== Task ==
Filter the records below for the word "условиях". Copy each line that holds it.
---- Excerpted data
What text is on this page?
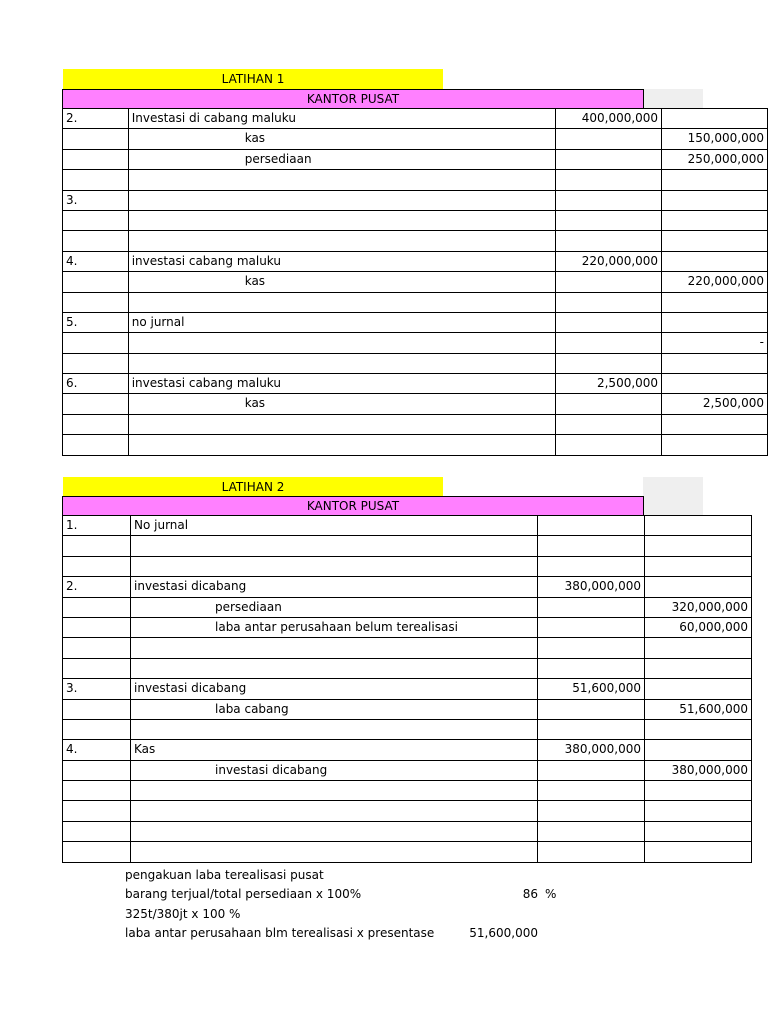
LATIHAN 1
KANTOR PUSAT
2.	Investasi di cabang maluku	400,000,000	
	kas		150,000,000
	persediaan		250,000,000

3.			

4.	investasi cabang maluku	220,000,000	
	kas		220,000,000

5.	no jurnal		
			-

6.	investasi cabang maluku	2,500,000	
	kas		2,500,000

LATIHAN 2
KANTOR PUSAT
1.	No jurnal		

2.	investasi dicabang	380,000,000	
	persediaan		320,000,000
	laba antar perusahaan belum terealisasi		60,000,000

3.	investasi dicabang	51,600,000	
	laba cabang		51,600,000

4.	Kas	380,000,000	
	investasi dicabang		380,000,000

pengakuan laba terealisasi pusat
barang terjual/total persediaan x 100%	86 %
325t/380jt x 100 %
laba antar perusahaan blm terealisasi x presentase	51,600,000
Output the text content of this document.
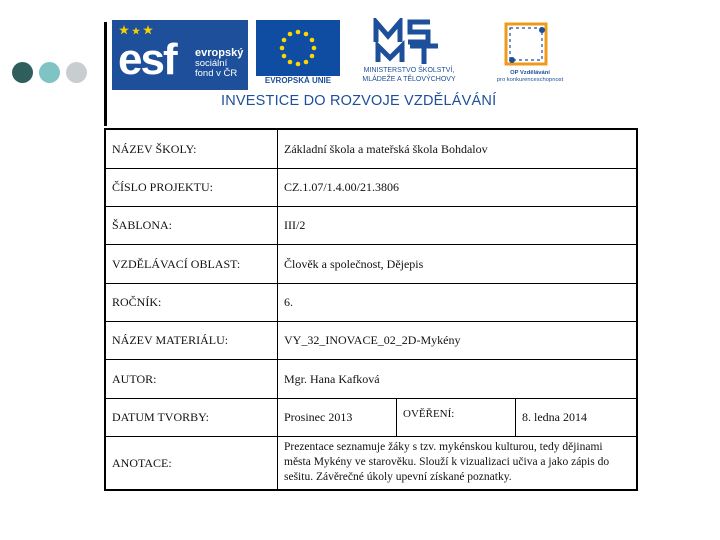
esf evropský
sociální
fond v ČR
EVROPSKÁ UNIE
MINISTERSTVO ŠKOLSTVÍ,
MLÁDEŽE A TĚLOVÝCHOVY
OP Vzdělávání
pro konkurenceschopnost
INVESTICE DO ROZVOJE VZDĚLÁVÁNÍ
NÁZEV ŠKOLY:	Základní škola a mateřská škola Bohdalov		
ČÍSLO PROJEKTU:	CZ.1.07/1.4.00/21.3806		
ŠABLONA:	III/2		
VZDĚLÁVACÍ OBLAST:	Člověk a společnost, Dějepis		
ROČNÍK:	6.		
NÁZEV MATERIÁLU:	VY_32_INOVACE_02_2D-Mykény		
AUTOR:	Mgr. Hana Kafková		
DATUM TVORBY:	Prosinec 2013	OVĚŘENÍ:	8. ledna 2014
ANOTACE:	Prezentace seznamuje žáky s tzv. mykénskou kulturou, tedy dějinami města Mykény ve starověku. Slouží k vizualizaci učiva a jako zápis do sešitu. Závěrečné úkoly upevní získané poznatky.		
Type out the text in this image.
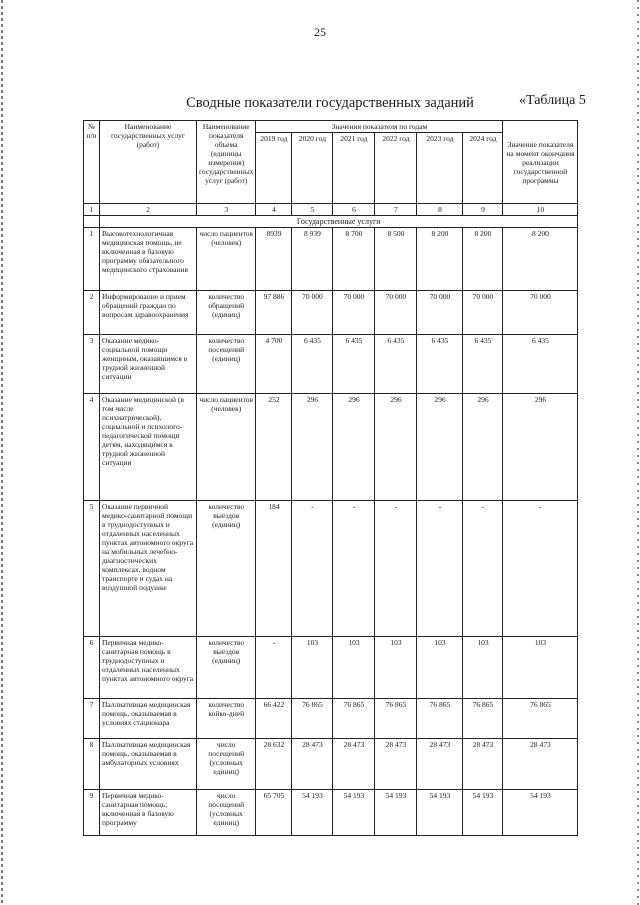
25
«Таблица 5
Сводные показатели государственных заданий
№ п/п	Наименование государственных услуг (работ)	Наименование показателя объема (единицы измерения) государственных услуг (работ)	Значения показателя по годам						Значение показателя на момент окончания реализации государственной программы
			2019 год	2020 год	2021 год	2022 год	2023 год	2024 год	
1	2	3	4	5	6	7	8	9	10
	Государственные услуги								
1	Высокотехнологичная медицинская помощь, не включенная в базовую программу обязательного медицинского страхования	число пациентов (человек)	8939	8 939	8 700	8 500	8 200	8 200	8 200
2	Информирование и прием обращений граждан по вопросам здравоохранения	количество обращений (единиц)	97 886	70 000	70 000	70 000	70 000	70 000	70 000
3	Оказание медико-социальной помощи женщинам, оказавшимся в трудной жизненной ситуации	количество посещений (единиц)	4 700	6 435	6 435	6 435	6 435	6 435	6 435
4	Оказание медицинской (в том числе психиатрической), социальной и психолого-педагогической помощи детям, находящимся в трудной жизненной ситуации	число пациентов (человек)	252	296	296	296	296	296	296
5	Оказание первичной медико-санитарной помощи в труднодоступных и отдаленных населенных пунктах автономного округа на мобильных лечебно-диагностических комплексах, водном транспорте и судах на воздушной подушке	количество выездов (единиц)	184	-	-	-	-	-	-
6	Первичная медико-санитарная помощь в труднодоступных и отдаленных населенных пунктах автономного округа	количество выездов (единиц)	-	103	103	103	103	103	103
7	Паллиативная медицинская помощь, оказываемая в условиях стационара	количество койко-дней	66 422	76 865	76 865	76 865	76 865	76 865	76 865
8	Паллиативная медицинская помощь, оказываемая в амбулаторных условиях	число посещений (условных единиц)	28 632	28 473	28 473	28 473	28 473	28 473	28 473
9	Первичная медико-санитарная помощь, включенная в базовую программу	число посещений (условных единиц)	65 705	54 193	54 193	54 193	54 193	54 193	54 193
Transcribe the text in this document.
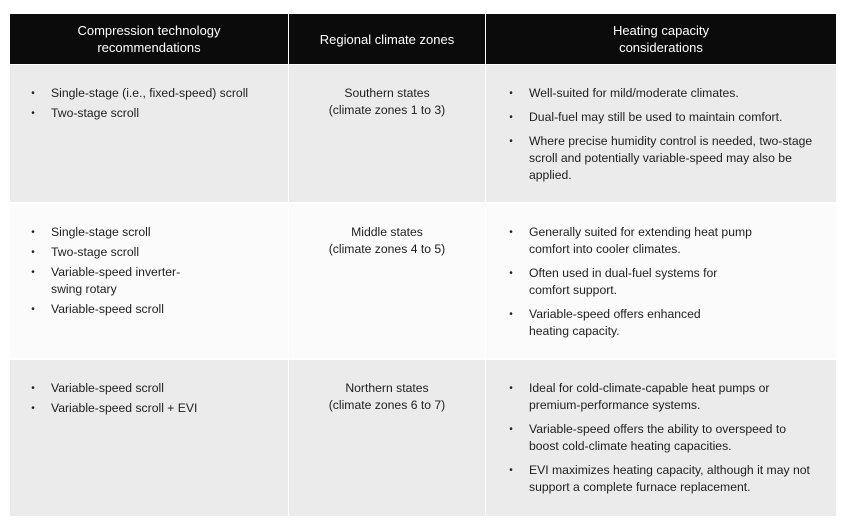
Compression technology recommendations
Regional climate zones
Heating capacity considerations
• Single-stage (i.e., fixed-speed) scroll
• Two-stage scroll
Southern states
(climate zones 1 to 3)
• Well-suited for mild/moderate climates.
• Dual-fuel may still be used to maintain comfort.
• Where precise humidity control is needed, two-stage scroll and potentially variable-speed may also be applied.
• Single-stage scroll
• Two-stage scroll
• Variable-speed inverter-swing rotary
• Variable-speed scroll
Middle states
(climate zones 4 to 5)
• Generally suited for extending heat pump comfort into cooler climates.
• Often used in dual-fuel systems for comfort support.
• Variable-speed offers enhanced heating capacity.
• Variable-speed scroll
• Variable-speed scroll + EVI
Northern states
(climate zones 6 to 7)
• Ideal for cold-climate-capable heat pumps or premium-performance systems.
• Variable-speed offers the ability to overspeed to boost cold-climate heating capacities.
• EVI maximizes heating capacity, although it may not support a complete furnace replacement.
--------
== Complete answer ==
7	Паллиативная медицинская помощь, оказываемая в условиях стационара	количество койко-дней	66 422	76 865	76 865	76 865	76 865	76 865	76 865
8	Паллиативная медицинская помощь, оказываемая в амбулаторных условиях	число посещений (условных единиц)	28 632	28 473	28 473	28 473	28 473	28 473	28 473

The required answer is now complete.